>>>
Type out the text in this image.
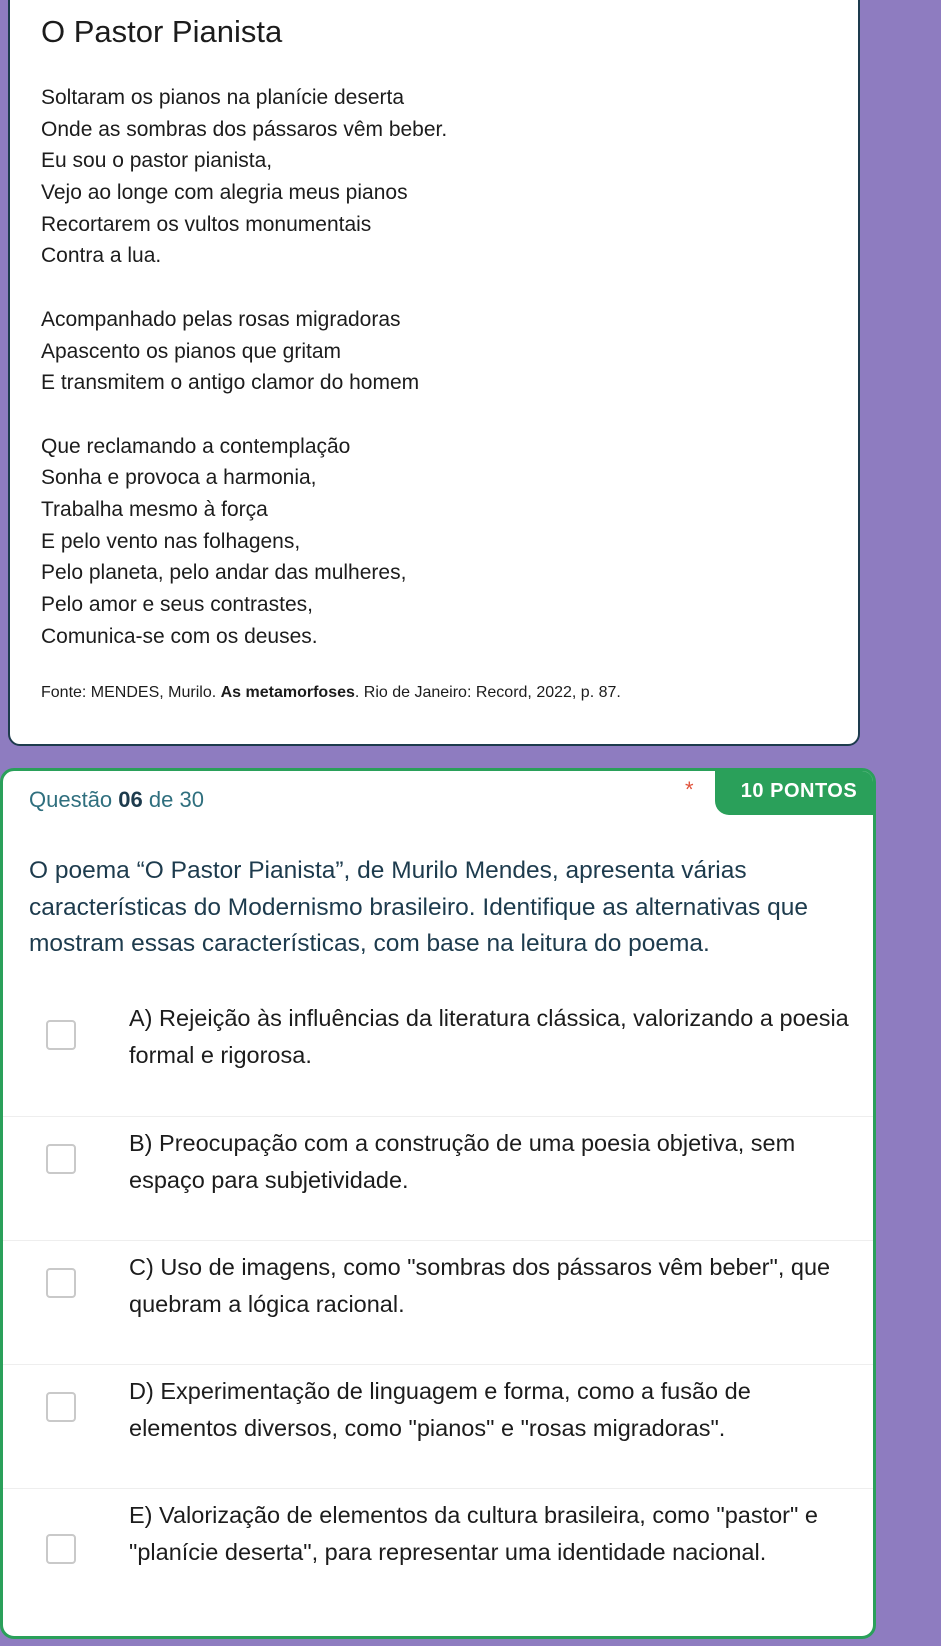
O Pastor Pianista
Soltaram os pianos na planície deserta
Onde as sombras dos pássaros vêm beber.
Eu sou o pastor pianista,
Vejo ao longe com alegria meus pianos
Recortarem os vultos monumentais
Contra a lua.
Acompanhado pelas rosas migradoras
Apascento os pianos que gritam
E transmitem o antigo clamor do homem
Que reclamando a contemplação
Sonha e provoca a harmonia,
Trabalha mesmo à força
E pelo vento nas folhagens,
Pelo planeta, pelo andar das mulheres,
Pelo amor e seus contrastes,
Comunica-se com os deuses.
Fonte: MENDES, Murilo. As metamorfoses. Rio de Janeiro: Record, 2022, p. 87.
Questão 06 de 30	*	10 PONTOS
O poema “O Pastor Pianista”, de Murilo Mendes, apresenta várias características do Modernismo brasileiro. Identifique as alternativas que mostram essas características, com base na leitura do poema.
A) Rejeição às influências da literatura clássica, valorizando a poesia formal e rigorosa.
B) Preocupação com a construção de uma poesia objetiva, sem espaço para subjetividade.
C) Uso de imagens, como "sombras dos pássaros vêm beber", que quebram a lógica racional.
D) Experimentação de linguagem e forma, como a fusão de elementos diversos, como "pianos" e "rosas migradoras".
E) Valorização de elementos da cultura brasileira, como "pastor" e "planície deserta", para representar uma identidade nacional.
<<<
Identify each line holding the string "deserta", and copy it out.

Soltaram os pianos na planície deserta
E) Valorização de elementos da cultura brasileira, como "pastor" e "planície deserta", para representar uma identidade nacional.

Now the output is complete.